Below are some entries. Output each one exactly as it appears.
=-=-=-=-=
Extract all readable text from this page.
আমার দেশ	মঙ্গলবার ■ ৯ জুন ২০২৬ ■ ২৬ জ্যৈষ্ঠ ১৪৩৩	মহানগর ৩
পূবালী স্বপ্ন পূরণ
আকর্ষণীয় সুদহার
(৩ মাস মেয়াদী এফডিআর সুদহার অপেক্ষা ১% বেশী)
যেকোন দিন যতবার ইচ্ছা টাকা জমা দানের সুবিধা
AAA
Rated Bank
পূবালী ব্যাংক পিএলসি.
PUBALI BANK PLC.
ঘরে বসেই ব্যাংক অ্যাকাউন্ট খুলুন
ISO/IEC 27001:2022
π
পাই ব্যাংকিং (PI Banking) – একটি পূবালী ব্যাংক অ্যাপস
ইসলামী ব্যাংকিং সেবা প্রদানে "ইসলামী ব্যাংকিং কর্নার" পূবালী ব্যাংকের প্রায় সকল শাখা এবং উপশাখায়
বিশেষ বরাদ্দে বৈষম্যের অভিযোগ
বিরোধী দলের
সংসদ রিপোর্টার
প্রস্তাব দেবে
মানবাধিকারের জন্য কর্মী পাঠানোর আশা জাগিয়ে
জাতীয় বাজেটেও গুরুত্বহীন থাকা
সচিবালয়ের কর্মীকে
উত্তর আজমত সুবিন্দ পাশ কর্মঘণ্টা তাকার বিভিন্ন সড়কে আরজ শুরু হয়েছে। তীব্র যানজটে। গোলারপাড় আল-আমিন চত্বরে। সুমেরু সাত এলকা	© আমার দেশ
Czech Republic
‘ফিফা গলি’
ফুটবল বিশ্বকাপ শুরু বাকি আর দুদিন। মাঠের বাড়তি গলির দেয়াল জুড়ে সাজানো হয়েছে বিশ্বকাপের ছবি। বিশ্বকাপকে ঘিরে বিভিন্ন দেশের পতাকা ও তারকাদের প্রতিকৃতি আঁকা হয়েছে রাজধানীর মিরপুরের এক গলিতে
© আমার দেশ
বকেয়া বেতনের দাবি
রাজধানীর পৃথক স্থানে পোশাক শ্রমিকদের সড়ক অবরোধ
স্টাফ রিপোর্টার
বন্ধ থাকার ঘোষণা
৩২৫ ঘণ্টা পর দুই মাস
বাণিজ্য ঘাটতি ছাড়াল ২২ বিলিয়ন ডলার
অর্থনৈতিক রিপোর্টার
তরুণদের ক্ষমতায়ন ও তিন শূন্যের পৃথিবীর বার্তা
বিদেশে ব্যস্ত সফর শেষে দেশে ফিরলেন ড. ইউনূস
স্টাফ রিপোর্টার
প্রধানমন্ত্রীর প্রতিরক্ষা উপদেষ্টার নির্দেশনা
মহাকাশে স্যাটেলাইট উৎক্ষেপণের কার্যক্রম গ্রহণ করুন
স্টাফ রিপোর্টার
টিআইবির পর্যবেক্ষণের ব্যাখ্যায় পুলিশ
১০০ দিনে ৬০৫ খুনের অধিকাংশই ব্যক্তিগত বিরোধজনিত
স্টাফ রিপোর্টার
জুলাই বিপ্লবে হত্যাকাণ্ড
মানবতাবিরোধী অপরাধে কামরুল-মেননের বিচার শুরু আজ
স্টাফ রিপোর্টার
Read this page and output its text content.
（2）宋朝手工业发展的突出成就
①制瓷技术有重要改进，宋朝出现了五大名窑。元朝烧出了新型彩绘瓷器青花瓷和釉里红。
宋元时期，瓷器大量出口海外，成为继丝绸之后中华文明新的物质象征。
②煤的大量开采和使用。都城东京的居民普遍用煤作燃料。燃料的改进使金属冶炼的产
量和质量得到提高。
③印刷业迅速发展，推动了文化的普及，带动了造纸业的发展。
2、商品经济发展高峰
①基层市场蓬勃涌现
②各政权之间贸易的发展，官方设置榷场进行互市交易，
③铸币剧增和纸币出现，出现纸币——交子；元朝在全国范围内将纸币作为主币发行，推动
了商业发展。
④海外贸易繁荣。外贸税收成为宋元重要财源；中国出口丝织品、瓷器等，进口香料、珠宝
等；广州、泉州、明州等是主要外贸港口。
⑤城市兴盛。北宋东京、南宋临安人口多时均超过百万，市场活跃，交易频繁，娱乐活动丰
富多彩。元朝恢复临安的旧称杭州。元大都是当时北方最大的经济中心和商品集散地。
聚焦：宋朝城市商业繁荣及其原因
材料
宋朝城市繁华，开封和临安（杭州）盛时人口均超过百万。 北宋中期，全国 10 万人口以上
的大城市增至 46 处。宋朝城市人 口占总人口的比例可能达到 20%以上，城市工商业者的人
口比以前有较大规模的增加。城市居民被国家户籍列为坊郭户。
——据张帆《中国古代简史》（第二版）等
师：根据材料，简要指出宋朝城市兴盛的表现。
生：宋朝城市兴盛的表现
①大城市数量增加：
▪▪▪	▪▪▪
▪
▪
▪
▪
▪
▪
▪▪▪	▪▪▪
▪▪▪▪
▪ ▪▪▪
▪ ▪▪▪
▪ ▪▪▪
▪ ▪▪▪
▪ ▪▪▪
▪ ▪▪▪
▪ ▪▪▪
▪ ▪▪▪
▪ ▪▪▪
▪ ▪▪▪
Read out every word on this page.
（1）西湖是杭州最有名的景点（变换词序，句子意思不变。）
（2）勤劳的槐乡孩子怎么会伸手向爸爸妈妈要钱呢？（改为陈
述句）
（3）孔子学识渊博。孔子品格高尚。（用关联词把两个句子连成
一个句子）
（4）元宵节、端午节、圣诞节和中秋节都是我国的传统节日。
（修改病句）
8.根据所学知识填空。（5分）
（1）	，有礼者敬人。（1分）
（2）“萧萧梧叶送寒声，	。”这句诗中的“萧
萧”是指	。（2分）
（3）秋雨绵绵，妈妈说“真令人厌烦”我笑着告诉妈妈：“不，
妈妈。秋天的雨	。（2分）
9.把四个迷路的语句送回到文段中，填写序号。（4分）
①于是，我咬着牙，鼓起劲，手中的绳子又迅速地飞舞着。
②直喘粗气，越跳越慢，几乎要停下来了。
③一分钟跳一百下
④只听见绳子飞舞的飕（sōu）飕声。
=-=-=-=-=
▸ **Response to the task**
Extract all readable text from this page.
আমার দেশ	মঙ্গলবার ■ ৯ জুন ২০২৬ ■ ২৬ জ্যৈষ্ঠ ১৪৩৩	মহানগর ৩
পূবালী স্বপ্ন পূরণ
আকর্ষণীয় সুদহার
(৩ মাস মেয়াদী এফডিআর সুদহার অপেক্ষা ১% বেশী)
যেকোন দিন যতবার ইচ্ছা টাকা জমা দানের সুবিধা
AAA
Rated Bank
পূবালী ব্যাংক পিএলসি.
PUBALI BANK PLC.
ঘরে বসেই ব্যাংক অ্যাকাউন্ট খুলুন
ISO/IEC 27001:2022
π
পাই ব্যাংকিং (PI Banking) – একটি পূবালী ব্যাংক অ্যাপস
ইসলামী ব্যাংকিং সেবা প্রদানে "ইসলামী ব্যাংকিং কর্নার" পূবালী ব্যাংকের প্রায় সকল শাখা এবং উপশাখায়
বিশেষ বরাদ্দে বৈষম্যের অভিযোগ
বিরোধী দলের
সংসদ রিপোর্টার
প্রস্তাব দেবে
মানবাধিকারের জন্য কর্মী পাঠানোর আশা জাগিয়ে
জাতীয় বাজেটেও গুরুত্বহীন থাকা
সচিবালয়ের কর্মীকে
উত্তর আজমত সুবিন্দ পাশ কর্মঘণ্টা তাকার বিভিন্ন সড়কে আরজ শুরু হয়েছে। তীব্র যানজটে। গোলারপাড় আল-আমিন চত্বরে। সুমেরু সাত এলকা	© আমার দেশ
Czech Republic
‘ফিফা গলি’
ফুটবল বিশ্বকাপ শুরু বাকি আর দুদিন। মাঠের বাড়তি গলির দেয়াল জুড়ে সাজানো হয়েছে বিশ্বকাপের ছবি। বিশ্বকাপকে ঘিরে বিভিন্ন দেশের পতাকা ও তারকাদের প্রতিকৃতি আঁকা হয়েছে রাজধানীর মিরপুরের এক গলিতে
© আমার দেশ
বকেয়া বেতনের দাবি
রাজধানীর পৃথক স্থানে পোশাক শ্রমিকদের সড়ক অবরোধ
স্টাফ রিপোর্টার
বন্ধ থাকার ঘোষণা
৩২৫ ঘণ্টা পর দুই মাস
বাণিজ্য ঘাটতি ছাড়াল ২২ বিলিয়ন ডলার
অর্থনৈতিক রিপোর্টার
তরুণদের ক্ষমতায়ন ও তিন শূন্যের পৃথিবীর বার্তা
বিদেশে ব্যস্ত সফর শেষে দেশে ফিরলেন ড. ইউনূস
স্টাফ রিপোর্টার
প্রধানমন্ত্রীর প্রতিরক্ষা উপদেষ্টার নির্দেশনা
মহাকাশে স্যাটেলাইট উৎক্ষেপণের কার্যক্রম গ্রহণ করুন
স্টাফ রিপোর্টার
টিআইবির পর্যবেক্ষণের ব্যাখ্যায় পুলিশ
১০০ দিনে ৬০৫ খুনের অধিকাংশই ব্যক্তিগত বিরোধজনিত
স্টাফ রিপোর্টার
জুলাই বিপ্লবে হত্যাকাণ্ড
মানবতাবিরোধী অপরাধে কামরুল-মেননের বিচার শুরু আজ
স্টাফ রিপোর্টার
Read this page and output its text content.
（2）宋朝手工业发展的突出成就
①制瓷技术有重要改进，宋朝出现了五大名窑。元朝烧出了新型彩绘瓷器青花瓷和釉里红。
宋元时期，瓷器大量出口海外，成为继丝绸之后中华文明新的物质象征。
②煤的大量开采和使用。都城东京的居民普遍用煤作燃料。燃料的改进使金属冶炼的产
量和质量得到提高。
③印刷业迅速发展，推动了文化的普及，带动了造纸业的发展。
2、商品经济发展高峰
①基层市场蓬勃涌现
②各政权之间贸易的发展，官方设置榷场进行互市交易，
③铸币剧增和纸币出现，出现纸币——交子；元朝在全国范围内将纸币作为主币发行，推动
了商业发展。
④海外贸易繁荣。外贸税收成为宋元重要财源；中国出口丝织品、瓷器等，进口香料、珠宝
等；广州、泉州、明州等是主要外贸港口。
⑤城市兴盛。北宋东京、南宋临安人口多时均超过百万，市场活跃，交易频繁，娱乐活动丰
富多彩。元朝恢复临安的旧称杭州。元大都是当时北方最大的经济中心和商品集散地。
聚焦：宋朝城市商业繁荣及其原因
材料
宋朝城市繁华，开封和临安（杭州）盛时人口均超过百万。 北宋中期，全国 10 万人口以上
的大城市增至 46 处。宋朝城市人 口占总人口的比例可能达到 20%以上，城市工商业者的人
口比以前有较大规模的增加。城市居民被国家户籍列为坊郭户。
——据张帆《中国古代简史》（第二版）等
师：根据材料，简要指出宋朝城市兴盛的表现。
生：宋朝城市兴盛的表现
①大城市数量增加：
▪▪▪	▪▪▪
▪
▪
▪
▪
▪
▪
▪▪▪	▪▪▪
▪▪▪▪
▪ ▪▪▪
▪ ▪▪▪
▪ ▪▪▪
▪ ▪▪▪
▪ ▪▪▪
▪ ▪▪▪
▪ ▪▪▪
▪ ▪▪▪
▪ ▪▪▪
▪ ▪▪▪
Read out every word on this page.
（1）西湖是杭州最有名的景点（变换词序，句子意思不变。）
（2）勤劳的槐乡孩子怎么会伸手向爸爸妈妈要钱呢？（改为陈
述句）
（3）孔子学识渊博。孔子品格高尚。（用关联词把两个句子连成
一个句子）
（4）元宵节、端午节、圣诞节和中秋节都是我国的传统节日。
（修改病句）
8.根据所学知识填空。（5分）
（1）	，有礼者敬人。（1分）
（2）“萧萧梧叶送寒声，	。”这句诗中的“萧
萧”是指	。（2分）
（3）秋雨绵绵，妈妈说“真令人厌烦”我笑着告诉妈妈：“不，
妈妈。秋天的雨	。（2分）
9.把四个迷路的语句送回到文段中，填写序号。（4分）
①于是，我咬着牙，鼓起劲，手中的绳子又迅速地飞舞着。
②直喘粗气，越跳越慢，几乎要停下来了。
③一分钟跳一百下
④只听见绳子飞舞的飕（sōu）飕声。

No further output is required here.